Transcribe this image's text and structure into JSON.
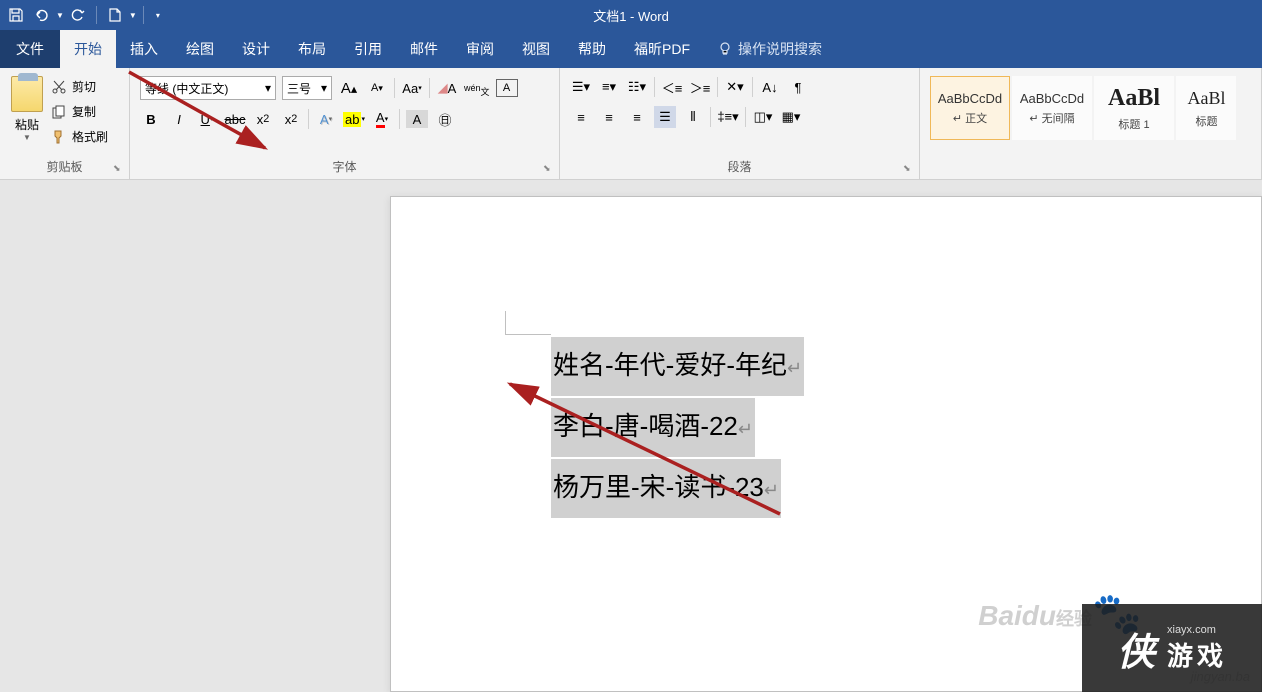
{
  "title": "文档1 - Word",
  "tabs": {
    "file": "文件",
    "items": [
      "开始",
      "插入",
      "绘图",
      "设计",
      "布局",
      "引用",
      "邮件",
      "审阅",
      "视图",
      "帮助",
      "福昕PDF"
    ],
    "tell_me": "操作说明搜索"
  },
  "clipboard": {
    "paste": "粘贴",
    "cut": "剪切",
    "copy": "复制",
    "format_painter": "格式刷",
    "label": "剪贴板"
  },
  "font": {
    "name": "等线 (中文正文)",
    "size": "三号",
    "label": "字体"
  },
  "paragraph": {
    "label": "段落"
  },
  "styles": {
    "items": [
      {
        "preview": "AaBbCcDd",
        "name": "↵ 正文",
        "cls": ""
      },
      {
        "preview": "AaBbCcDd",
        "name": "↵ 无间隔",
        "cls": ""
      },
      {
        "preview": "AaBl",
        "name": "标题 1",
        "cls": "heading1"
      },
      {
        "preview": "AaBl",
        "name": "标题",
        "cls": "heading2"
      }
    ]
  },
  "document": {
    "lines": [
      "姓名-年代-爱好-年纪",
      "李白-唐-喝酒-22",
      "杨万里-宋-读书-23"
    ]
  },
  "watermarks": {
    "baidu": "Baidu",
    "jingyan_text": "经验",
    "jingyan_url": "jingyan.ba",
    "overlay_url": "xiayx.com",
    "overlay_logo": "侠",
    "overlay_cn": "游戏"
  }
}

* * * * * * *

§ **The problem**
Without the pictures, print the whole listing exactly as given.

§ **Finished exercise**
Transcribe this image's text and structure into JSON.
{
  "title": "文档1 - Word",
  "tabs": {
    "file": "文件",
    "items": [
      "开始",
      "插入",
      "绘图",
      "设计",
      "布局",
      "引用",
      "邮件",
      "审阅",
      "视图",
      "帮助",
      "福昕PDF"
    ],
    "tell_me": "操作说明搜索"
  },
  "clipboard": {
    "paste": "粘贴",
    "cut": "剪切",
    "copy": "复制",
    "format_painter": "格式刷",
    "label": "剪贴板"
  },
  "font": {
    "name": "等线 (中文正文)",
    "size": "三号",
    "label": "字体"
  },
  "paragraph": {
    "label": "段落"
  },
  "styles": {
    "items": [
      {
        "preview": "AaBbCcDd",
        "name": "↵ 正文",
        "cls": ""
      },
      {
        "preview": "AaBbCcDd",
        "name": "↵ 无间隔",
        "cls": ""
      },
      {
        "preview": "AaBl",
        "name": "标题 1",
        "cls": "heading1"
      },
      {
        "preview": "AaBl",
        "name": "标题",
        "cls": "heading2"
      }
    ]
  },
  "document": {
    "lines": [
      "姓名-年代-爱好-年纪",
      "李白-唐-喝酒-22",
      "杨万里-宋-读书-23"
    ]
  },
  "watermarks": {
    "baidu": "Baidu",
    "jingyan_text": "经验",
    "jingyan_url": "jingyan.ba",
    "overlay_url": "xiayx.com",
    "overlay_logo": "侠",
    "overlay_cn": "游戏"
  }
}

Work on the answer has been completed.